#### [Prompt]
Restate every line of the material, word for word.

┄┄┄┄┄┄┄┄┄┄

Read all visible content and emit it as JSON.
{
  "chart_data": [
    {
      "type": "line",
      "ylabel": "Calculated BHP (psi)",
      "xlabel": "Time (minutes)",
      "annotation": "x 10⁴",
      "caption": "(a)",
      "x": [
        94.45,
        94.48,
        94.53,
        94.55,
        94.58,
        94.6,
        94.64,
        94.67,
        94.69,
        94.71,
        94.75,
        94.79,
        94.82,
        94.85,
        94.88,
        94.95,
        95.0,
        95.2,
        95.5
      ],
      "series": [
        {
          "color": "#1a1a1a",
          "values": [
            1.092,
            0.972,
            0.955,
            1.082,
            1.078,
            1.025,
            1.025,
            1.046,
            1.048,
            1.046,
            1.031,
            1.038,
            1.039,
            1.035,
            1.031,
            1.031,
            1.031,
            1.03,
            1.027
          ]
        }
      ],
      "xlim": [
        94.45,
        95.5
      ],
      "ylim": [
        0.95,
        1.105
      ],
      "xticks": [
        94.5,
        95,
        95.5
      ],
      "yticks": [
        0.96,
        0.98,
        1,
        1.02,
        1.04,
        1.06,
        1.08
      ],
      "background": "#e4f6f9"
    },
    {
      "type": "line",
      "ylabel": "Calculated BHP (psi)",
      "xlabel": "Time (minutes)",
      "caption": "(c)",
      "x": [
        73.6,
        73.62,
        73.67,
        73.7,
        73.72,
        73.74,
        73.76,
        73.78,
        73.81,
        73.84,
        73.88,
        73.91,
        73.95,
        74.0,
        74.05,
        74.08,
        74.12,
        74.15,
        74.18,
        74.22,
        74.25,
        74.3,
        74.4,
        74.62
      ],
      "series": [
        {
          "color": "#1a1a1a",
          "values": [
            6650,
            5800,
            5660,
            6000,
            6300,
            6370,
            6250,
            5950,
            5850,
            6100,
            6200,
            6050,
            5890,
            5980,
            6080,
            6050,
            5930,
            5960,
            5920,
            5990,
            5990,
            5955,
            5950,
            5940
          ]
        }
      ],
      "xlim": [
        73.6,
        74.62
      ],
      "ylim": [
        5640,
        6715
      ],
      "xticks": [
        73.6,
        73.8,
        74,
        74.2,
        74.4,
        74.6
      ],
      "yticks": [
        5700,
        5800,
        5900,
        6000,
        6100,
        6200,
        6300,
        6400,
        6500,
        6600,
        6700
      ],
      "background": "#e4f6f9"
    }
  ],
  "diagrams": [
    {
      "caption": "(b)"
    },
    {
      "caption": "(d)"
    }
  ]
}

┄┄┄┄┄┄┄┄┄┄

#### [The reply]
Read all visible content and emit it as JSON.
{
  "chart_data": [
    {
      "type": "line",
      "ylabel": "Calculated BHP (psi)",
      "xlabel": "Time (minutes)",
      "annotation": "x 10⁴",
      "caption": "(a)",
      "x": [
        94.45,
        94.48,
        94.53,
        94.55,
        94.58,
        94.6,
        94.64,
        94.67,
        94.69,
        94.71,
        94.75,
        94.79,
        94.82,
        94.85,
        94.88,
        94.95,
        95.0,
        95.2,
        95.5
      ],
      "series": [
        {
          "color": "#1a1a1a",
          "values": [
            1.092,
            0.972,
            0.955,
            1.082,
            1.078,
            1.025,
            1.025,
            1.046,
            1.048,
            1.046,
            1.031,
            1.038,
            1.039,
            1.035,
            1.031,
            1.031,
            1.031,
            1.03,
            1.027
          ]
        }
      ],
      "xlim": [
        94.45,
        95.5
      ],
      "ylim": [
        0.95,
        1.105
      ],
      "xticks": [
        94.5,
        95,
        95.5
      ],
      "yticks": [
        0.96,
        0.98,
        1,
        1.02,
        1.04,
        1.06,
        1.08
      ],
      "background": "#e4f6f9"
    },
    {
      "type": "line",
      "ylabel": "Calculated BHP (psi)",
      "xlabel": "Time (minutes)",
      "caption": "(c)",
      "x": [
        73.6,
        73.62,
        73.67,
        73.7,
        73.72,
        73.74,
        73.76,
        73.78,
        73.81,
        73.84,
        73.88,
        73.91,
        73.95,
        74.0,
        74.05,
        74.08,
        74.12,
        74.15,
        74.18,
        74.22,
        74.25,
        74.3,
        74.4,
        74.62
      ],
      "series": [
        {
          "color": "#1a1a1a",
          "values": [
            6650,
            5800,
            5660,
            6000,
            6300,
            6370,
            6250,
            5950,
            5850,
            6100,
            6200,
            6050,
            5890,
            5980,
            6080,
            6050,
            5930,
            5960,
            5920,
            5990,
            5990,
            5955,
            5950,
            5940
          ]
        }
      ],
      "xlim": [
        73.6,
        74.62
      ],
      "ylim": [
        5640,
        6715
      ],
      "xticks": [
        73.6,
        73.8,
        74,
        74.2,
        74.4,
        74.6
      ],
      "yticks": [
        5700,
        5800,
        5900,
        6000,
        6100,
        6200,
        6300,
        6400,
        6500,
        6600,
        6700
      ],
      "background": "#e4f6f9"
    }
  ],
  "diagrams": [
    {
      "caption": "(b)"
    },
    {
      "caption": "(d)"
    }
  ]
}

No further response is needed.